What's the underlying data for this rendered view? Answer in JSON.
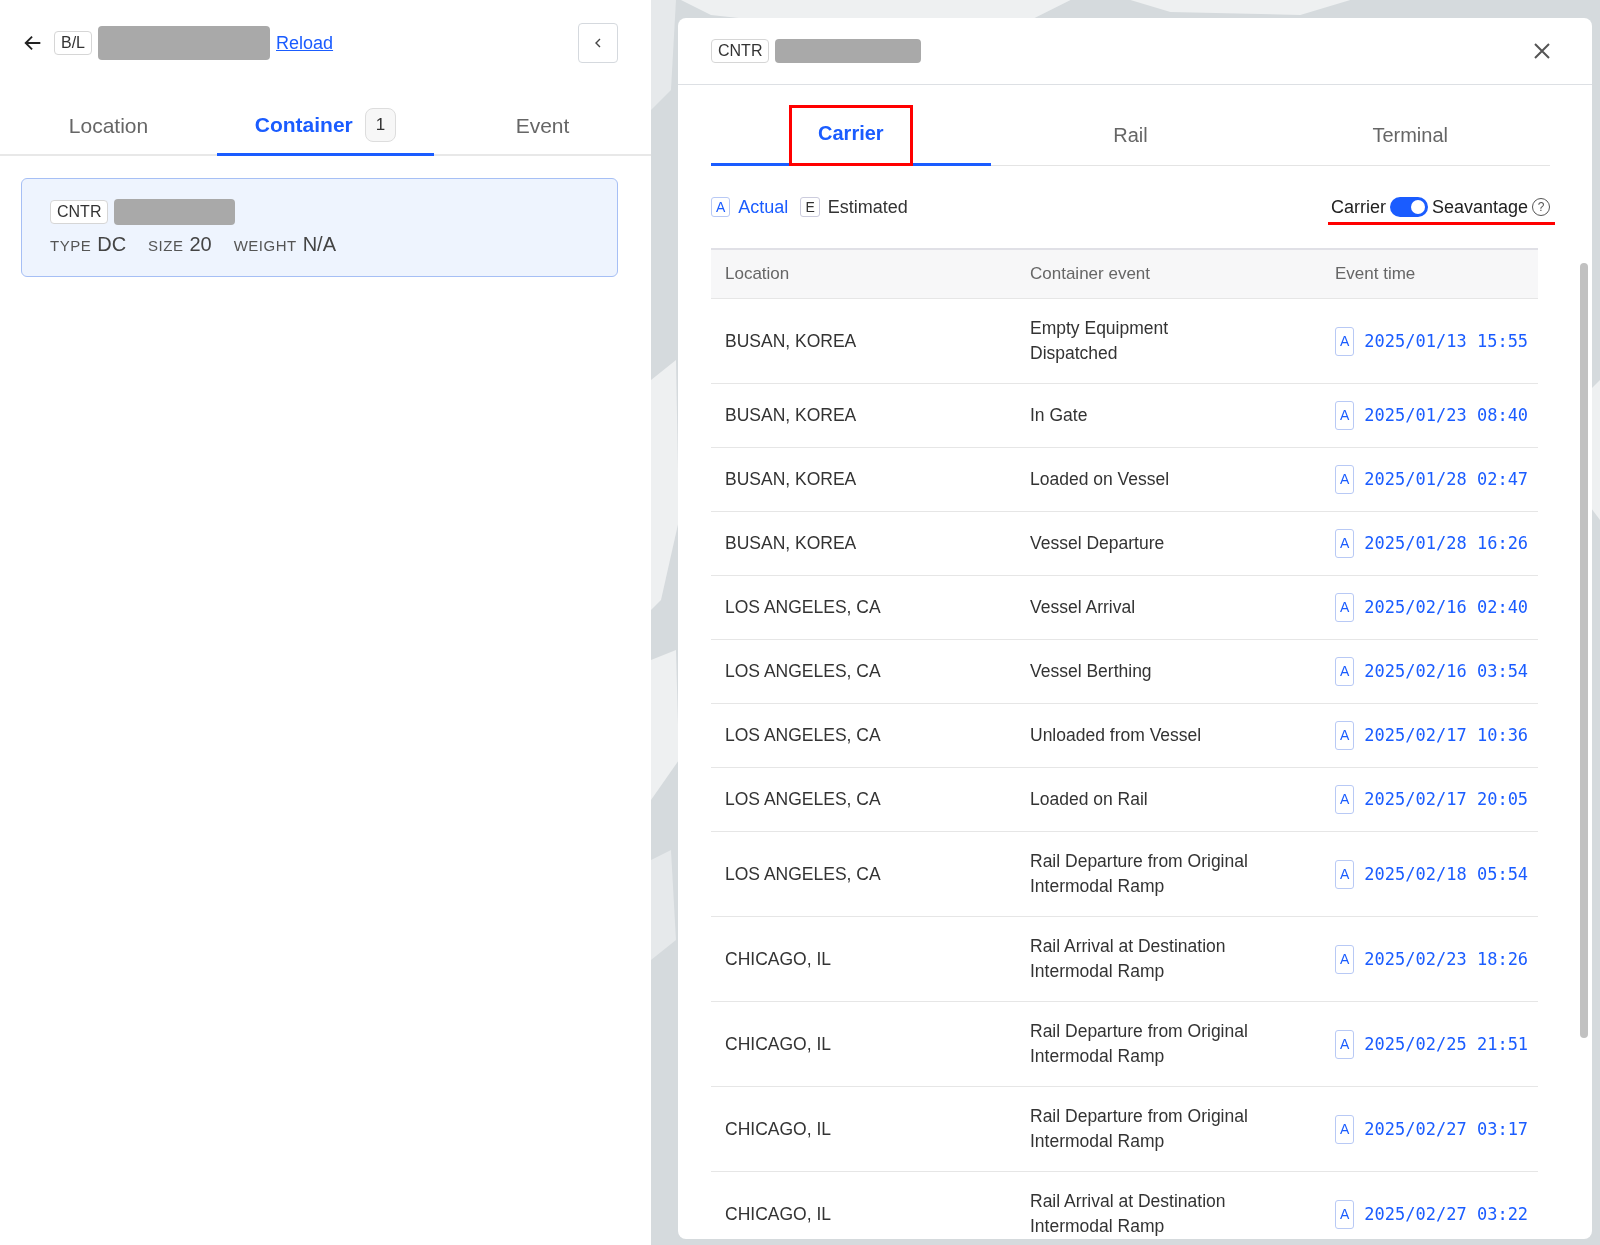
{
  "header": {
    "doc_label": "B/L",
    "reload": "Reload"
  },
  "tabs": [
    {
      "label": "Location",
      "selected": false
    },
    {
      "label": "Container",
      "selected": true,
      "count": "1"
    },
    {
      "label": "Event",
      "selected": false
    }
  ],
  "container_card": {
    "label": "CNTR",
    "selected": true,
    "fields": [
      {
        "key": "TYPE",
        "value": "DC"
      },
      {
        "key": "SIZE",
        "value": "20"
      },
      {
        "key": "WEIGHT",
        "value": "N/A"
      }
    ]
  },
  "modal": {
    "label": "CNTR",
    "tabs": [
      {
        "label": "Carrier",
        "selected": true
      },
      {
        "label": "Rail",
        "selected": false
      },
      {
        "label": "Terminal",
        "selected": false
      }
    ],
    "legend": [
      {
        "mark": "A",
        "label": "Actual",
        "kind": "actual"
      },
      {
        "mark": "E",
        "label": "Estimated",
        "kind": "estimated"
      }
    ],
    "source_toggle": {
      "left": "Carrier",
      "right": "Seavantage",
      "on": true,
      "help": "?"
    },
    "table": {
      "columns": [
        "Location",
        "Container event",
        "Event time"
      ],
      "rows": [
        {
          "location": "BUSAN, KOREA",
          "event": "Empty Equipment Dispatched",
          "mark": "A",
          "time": "2025/01/13 15:55"
        },
        {
          "location": "BUSAN, KOREA",
          "event": "In Gate",
          "mark": "A",
          "time": "2025/01/23 08:40"
        },
        {
          "location": "BUSAN, KOREA",
          "event": "Loaded on Vessel",
          "mark": "A",
          "time": "2025/01/28 02:47"
        },
        {
          "location": "BUSAN, KOREA",
          "event": "Vessel Departure",
          "mark": "A",
          "time": "2025/01/28 16:26"
        },
        {
          "location": "LOS ANGELES, CA",
          "event": "Vessel Arrival",
          "mark": "A",
          "time": "2025/02/16 02:40"
        },
        {
          "location": "LOS ANGELES, CA",
          "event": "Vessel Berthing",
          "mark": "A",
          "time": "2025/02/16 03:54"
        },
        {
          "location": "LOS ANGELES, CA",
          "event": "Unloaded from Vessel",
          "mark": "A",
          "time": "2025/02/17 10:36"
        },
        {
          "location": "LOS ANGELES, CA",
          "event": "Loaded on Rail",
          "mark": "A",
          "time": "2025/02/17 20:05"
        },
        {
          "location": "LOS ANGELES, CA",
          "event": "Rail Departure from Original Intermodal Ramp",
          "mark": "A",
          "time": "2025/02/18 05:54"
        },
        {
          "location": "CHICAGO, IL",
          "event": "Rail Arrival at Destination Intermodal Ramp",
          "mark": "A",
          "time": "2025/02/23 18:26"
        },
        {
          "location": "CHICAGO, IL",
          "event": "Rail Departure from Original Intermodal Ramp",
          "mark": "A",
          "time": "2025/02/25 21:51"
        },
        {
          "location": "CHICAGO, IL",
          "event": "Rail Departure from Original Intermodal Ramp",
          "mark": "A",
          "time": "2025/02/27 03:17"
        },
        {
          "location": "CHICAGO, IL",
          "event": "Rail Arrival at Destination Intermodal Ramp",
          "mark": "A",
          "time": "2025/02/27 03:22"
        }
      ]
    }
  }
}
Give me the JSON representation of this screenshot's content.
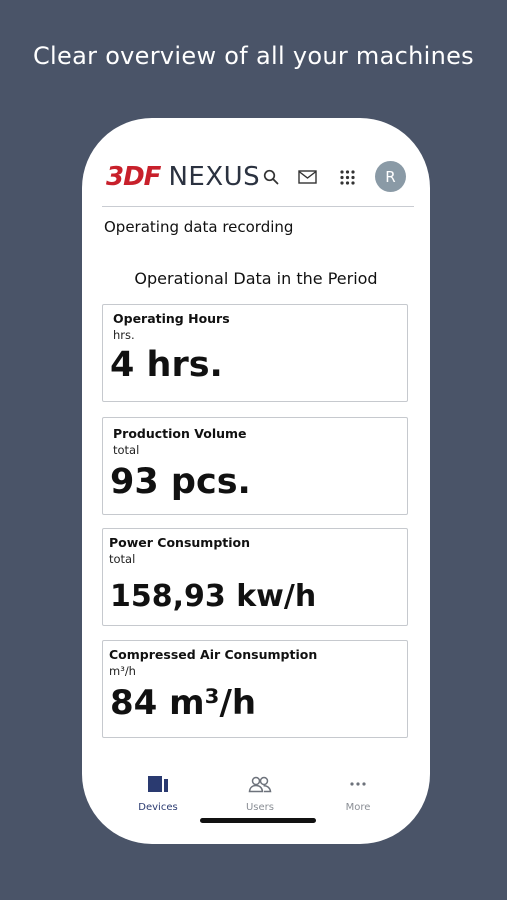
{
  "headline": "Clear overview of all your machines",
  "header": {
    "logo_mark": "3DF",
    "logo_text": "NEXUS",
    "avatar_initial": "R",
    "icons": [
      "search-icon",
      "mail-icon",
      "apps-grid-icon"
    ]
  },
  "section_title": "Operating data recording",
  "period_title": "Operational Data in  the Period",
  "cards": [
    {
      "title": "Operating Hours",
      "unit": "hrs.",
      "value": "4 hrs."
    },
    {
      "title": "Production Volume",
      "unit": "total",
      "value": "93 pcs."
    },
    {
      "title": "Power Consumption",
      "unit": "total",
      "value": "158,93 kw/h"
    },
    {
      "title": "Compressed Air Consumption",
      "unit": "m³/h",
      "value": "84 m³/h"
    }
  ],
  "tabs": [
    {
      "label": "Devices",
      "icon": "devices-icon",
      "active": true
    },
    {
      "label": "Users",
      "icon": "users-icon",
      "active": false
    },
    {
      "label": "More",
      "icon": "more-icon",
      "active": false
    }
  ],
  "colors": {
    "background": "#4a5468",
    "brand_red": "#c8202b",
    "accent": "#2a3a70"
  }
}
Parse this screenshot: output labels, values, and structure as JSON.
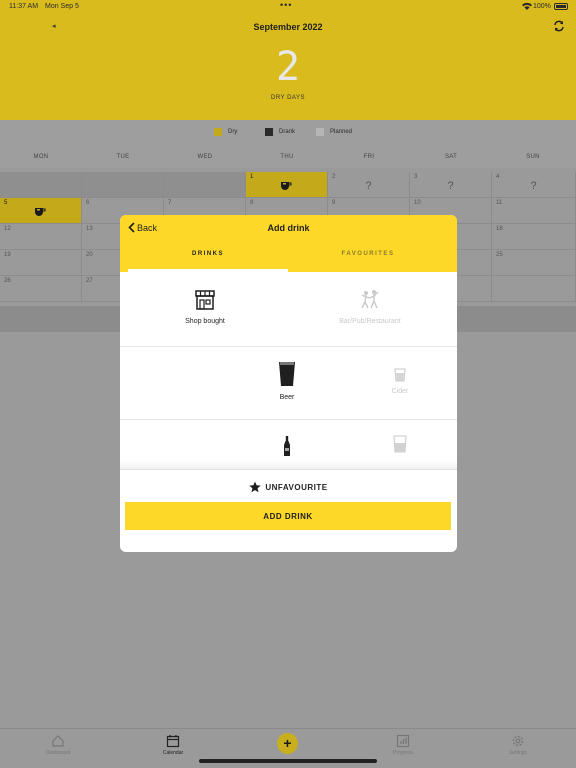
{
  "status_bar": {
    "time": "11:37 AM",
    "date": "Mon Sep 5",
    "dots": "•••",
    "battery": "100%"
  },
  "header": {
    "prev_arrow": "◂",
    "month": "September 2022",
    "dry_count": "2",
    "dry_label": "DRY DAYS",
    "sync_icon": "sync-icon"
  },
  "legend": [
    {
      "label": "Dry",
      "color": "#c4a91b"
    },
    {
      "label": "Drank",
      "color": "#2a2a2a"
    },
    {
      "label": "Planned",
      "color": "#b5b5b5"
    }
  ],
  "weekdays": [
    "MON",
    "TUE",
    "WED",
    "THU",
    "FRI",
    "SAT",
    "SUN"
  ],
  "calendar": {
    "row1": [
      "",
      "",
      "",
      "1",
      "2",
      "3",
      "4"
    ],
    "row2": [
      "5",
      "6",
      "7",
      "8",
      "9",
      "10",
      "11"
    ],
    "row3": [
      "12",
      "13",
      "",
      "",
      "",
      "",
      "18"
    ],
    "row4": [
      "19",
      "20",
      "",
      "",
      "",
      "",
      "25"
    ],
    "row5": [
      "26",
      "27",
      "",
      "",
      "",
      "",
      ""
    ],
    "planned_mark": "?"
  },
  "tabbar": {
    "dashboard": "Dashboard",
    "calendar": "Calendar",
    "add": "+",
    "progress": "Progress",
    "settings": "Settings"
  },
  "modal": {
    "back": "Back",
    "title": "Add drink",
    "tab_drinks": "DRINKS",
    "tab_favourites": "FAVOURITES",
    "venue_options": [
      {
        "label": "Shop bought",
        "icon": "shop-icon",
        "selected": true
      },
      {
        "label": "Bar/Pub/Restaurant",
        "icon": "dancing-people-icon",
        "selected": false
      }
    ],
    "drink_options": [
      {
        "label": "Beer",
        "icon": "pint-glass-icon",
        "selected": true
      },
      {
        "label": "Cider",
        "icon": "cider-glass-icon",
        "selected": false
      }
    ],
    "unfavourite": "UNFAVOURITE",
    "add_drink": "ADD DRINK"
  },
  "colors": {
    "accent": "#fdd828",
    "dim_accent": "#d9bb1e",
    "overlay_grey": "#9a9a9a"
  }
}
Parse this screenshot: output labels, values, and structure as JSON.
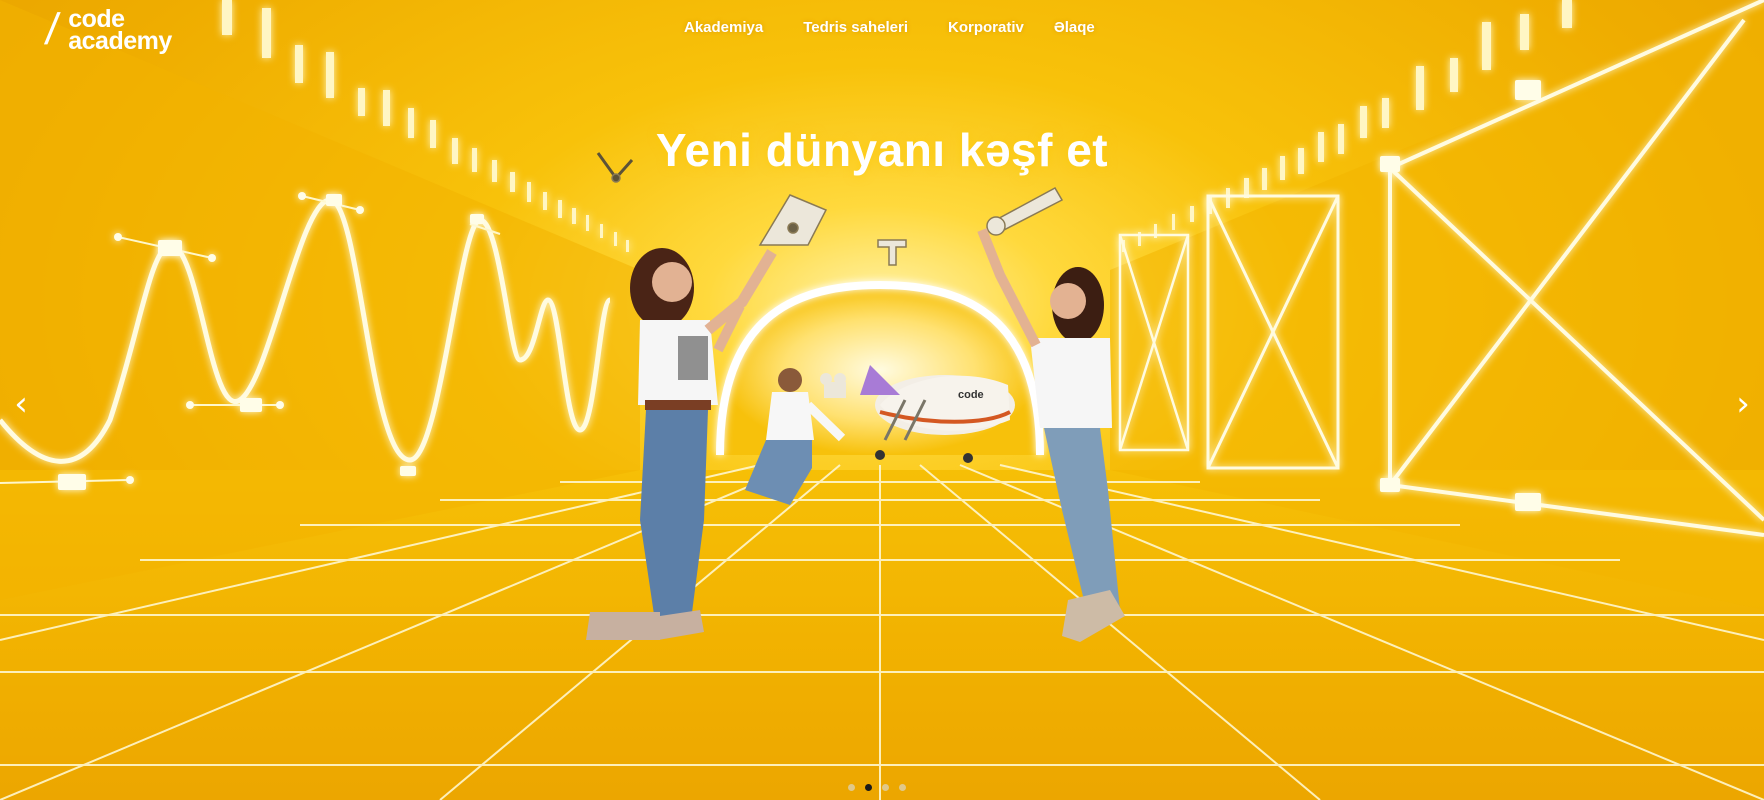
{
  "brand": {
    "logo_top": "code",
    "logo_bottom": "academy"
  },
  "nav": {
    "items": [
      {
        "label": "Akademiya"
      },
      {
        "label": "Tedris saheleri"
      },
      {
        "label": "Korporativ"
      },
      {
        "label": "Əlaqe"
      }
    ]
  },
  "hero": {
    "headline": "Yeni dünyanı kəşf et",
    "accent_color": "#f5b800",
    "slides_total": 4,
    "active_slide": 2
  },
  "icons": {
    "prev": "chevron-left-icon",
    "next": "chevron-right-icon"
  }
}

* * * *

> [Goal]:
Quote the data above in full and without alteration; skip the pictures.

> [Output below]:
What's the underlying data for this rendered view? Answer in JSON.
{
  "header": {
    "doc_label": "B/L",
    "reload": "Reload"
  },
  "tabs": [
    {
      "label": "Location",
      "selected": false
    },
    {
      "label": "Container",
      "selected": true,
      "count": "1"
    },
    {
      "label": "Event",
      "selected": false
    }
  ],
  "container_card": {
    "label": "CNTR",
    "selected": true,
    "fields": [
      {
        "key": "TYPE",
        "value": "DC"
      },
      {
        "key": "SIZE",
        "value": "20"
      },
      {
        "key": "WEIGHT",
        "value": "N/A"
      }
    ]
  },
  "modal": {
    "label": "CNTR",
    "tabs": [
      {
        "label": "Carrier",
        "selected": true
      },
      {
        "label": "Rail",
        "selected": false
      },
      {
        "label": "Terminal",
        "selected": false
      }
    ],
    "legend": [
      {
        "mark": "A",
        "label": "Actual",
        "kind": "actual"
      },
      {
        "mark": "E",
        "label": "Estimated",
        "kind": "estimated"
      }
    ],
    "source_toggle": {
      "left": "Carrier",
      "right": "Seavantage",
      "on": true,
      "help": "?"
    },
    "table": {
      "columns": [
        "Location",
        "Container event",
        "Event time"
      ],
      "rows": [
        {
          "location": "BUSAN, KOREA",
          "event": "Empty Equipment Dispatched",
          "mark": "A",
          "time": "2025/01/13 15:55"
        },
        {
          "location": "BUSAN, KOREA",
          "event": "In Gate",
          "mark": "A",
          "time": "2025/01/23 08:40"
        },
        {
          "location": "BUSAN, KOREA",
          "event": "Loaded on Vessel",
          "mark": "A",
          "time": "2025/01/28 02:47"
        },
        {
          "location": "BUSAN, KOREA",
          "event": "Vessel Departure",
          "mark": "A",
          "time": "2025/01/28 16:26"
        },
        {
          "location": "LOS ANGELES, CA",
          "event": "Vessel Arrival",
          "mark": "A",
          "time": "2025/02/16 02:40"
        },
        {
          "location": "LOS ANGELES, CA",
          "event": "Vessel Berthing",
          "mark": "A",
          "time": "2025/02/16 03:54"
        },
        {
          "location": "LOS ANGELES, CA",
          "event": "Unloaded from Vessel",
          "mark": "A",
          "time": "2025/02/17 10:36"
        },
        {
          "location": "LOS ANGELES, CA",
          "event": "Loaded on Rail",
          "mark": "A",
          "time": "2025/02/17 20:05"
        },
        {
          "location": "LOS ANGELES, CA",
          "event": "Rail Departure from Original Intermodal Ramp",
          "mark": "A",
          "time": "2025/02/18 05:54"
        },
        {
          "location": "CHICAGO, IL",
          "event": "Rail Arrival at Destination Intermodal Ramp",
          "mark": "A",
          "time": "2025/02/23 18:26"
        },
        {
          "location": "CHICAGO, IL",
          "event": "Rail Departure from Original Intermodal Ramp",
          "mark": "A",
          "time": "2025/02/25 21:51"
        },
        {
          "location": "CHICAGO, IL",
          "event": "Rail Departure from Original Intermodal Ramp",
          "mark": "A",
          "time": "2025/02/27 03:17"
        },
        {
          "location": "CHICAGO, IL",
          "event": "Rail Arrival at Destination Intermodal Ramp",
          "mark": "A",
          "time": "2025/02/27 03:22"
        }
      ]
    }
  }
}
Give me the JSON representation of this screenshot's content.
{
  "headline": "Clear overview of all your machines",
  "header": {
    "logo_mark": "3DF",
    "logo_text": "NEXUS",
    "avatar_initial": "R",
    "icons": [
      "search-icon",
      "mail-icon",
      "apps-grid-icon"
    ]
  },
  "section_title": "Operating data recording",
  "period_title": "Operational Data in  the Period",
  "cards": [
    {
      "title": "Operating Hours",
      "unit": "hrs.",
      "value": "4 hrs."
    },
    {
      "title": "Production Volume",
      "unit": "total",
      "value": "93 pcs."
    },
    {
      "title": "Power Consumption",
      "unit": "total",
      "value": "158,93 kw/h"
    },
    {
      "title": "Compressed Air Consumption",
      "unit": "m³/h",
      "value": "84 m³/h"
    }
  ],
  "tabs": [
    {
      "label": "Devices",
      "icon": "devices-icon",
      "active": true
    },
    {
      "label": "Users",
      "icon": "users-icon",
      "active": false
    },
    {
      "label": "More",
      "icon": "more-icon",
      "active": false
    }
  ],
  "colors": {
    "background": "#4a5468",
    "brand_red": "#c8202b",
    "accent": "#2a3a70"
  }
}
Parse this screenshot: output labels, values, and structure as JSON.
{
  "status_bar": {
    "time": "11:37 AM",
    "date": "Mon Sep 5",
    "dots": "•••",
    "battery": "100%"
  },
  "header": {
    "prev_arrow": "◂",
    "month": "September 2022",
    "dry_count": "2",
    "dry_label": "DRY DAYS",
    "sync_icon": "sync-icon"
  },
  "legend": [
    {
      "label": "Dry",
      "color": "#c4a91b"
    },
    {
      "label": "Drank",
      "color": "#2a2a2a"
    },
    {
      "label": "Planned",
      "color": "#b5b5b5"
    }
  ],
  "weekdays": [
    "MON",
    "TUE",
    "WED",
    "THU",
    "FRI",
    "SAT",
    "SUN"
  ],
  "calendar": {
    "row1": [
      "",
      "",
      "",
      "1",
      "2",
      "3",
      "4"
    ],
    "row2": [
      "5",
      "6",
      "7",
      "8",
      "9",
      "10",
      "11"
    ],
    "row3": [
      "12",
      "13",
      "",
      "",
      "",
      "",
      "18"
    ],
    "row4": [
      "19",
      "20",
      "",
      "",
      "",
      "",
      "25"
    ],
    "row5": [
      "26",
      "27",
      "",
      "",
      "",
      "",
      ""
    ],
    "planned_mark": "?"
  },
  "tabbar": {
    "dashboard": "Dashboard",
    "calendar": "Calendar",
    "add": "+",
    "progress": "Progress",
    "settings": "Settings"
  },
  "modal": {
    "back": "Back",
    "title": "Add drink",
    "tab_drinks": "DRINKS",
    "tab_favourites": "FAVOURITES",
    "venue_options": [
      {
        "label": "Shop bought",
        "icon": "shop-icon",
        "selected": true
      },
      {
        "label": "Bar/Pub/Restaurant",
        "icon": "dancing-people-icon",
        "selected": false
      }
    ],
    "drink_options": [
      {
        "label": "Beer",
        "icon": "pint-glass-icon",
        "selected": true
      },
      {
        "label": "Cider",
        "icon": "cider-glass-icon",
        "selected": false
      }
    ],
    "unfavourite": "UNFAVOURITE",
    "add_drink": "ADD DRINK"
  },
  "colors": {
    "accent": "#fdd828",
    "dim_accent": "#d9bb1e",
    "overlay_grey": "#9a9a9a"
  }
}
Parse this screenshot: output labels, values, and structure as JSON.
{
  "brand": {
    "logo_top": "code",
    "logo_bottom": "academy"
  },
  "nav": {
    "items": [
      {
        "label": "Akademiya"
      },
      {
        "label": "Tedris saheleri"
      },
      {
        "label": "Korporativ"
      },
      {
        "label": "Əlaqe"
      }
    ]
  },
  "hero": {
    "headline": "Yeni dünyanı kəşf et",
    "accent_color": "#f5b800",
    "slides_total": 4,
    "active_slide": 2
  },
  "icons": {
    "prev": "chevron-left-icon",
    "next": "chevron-right-icon"
  }
}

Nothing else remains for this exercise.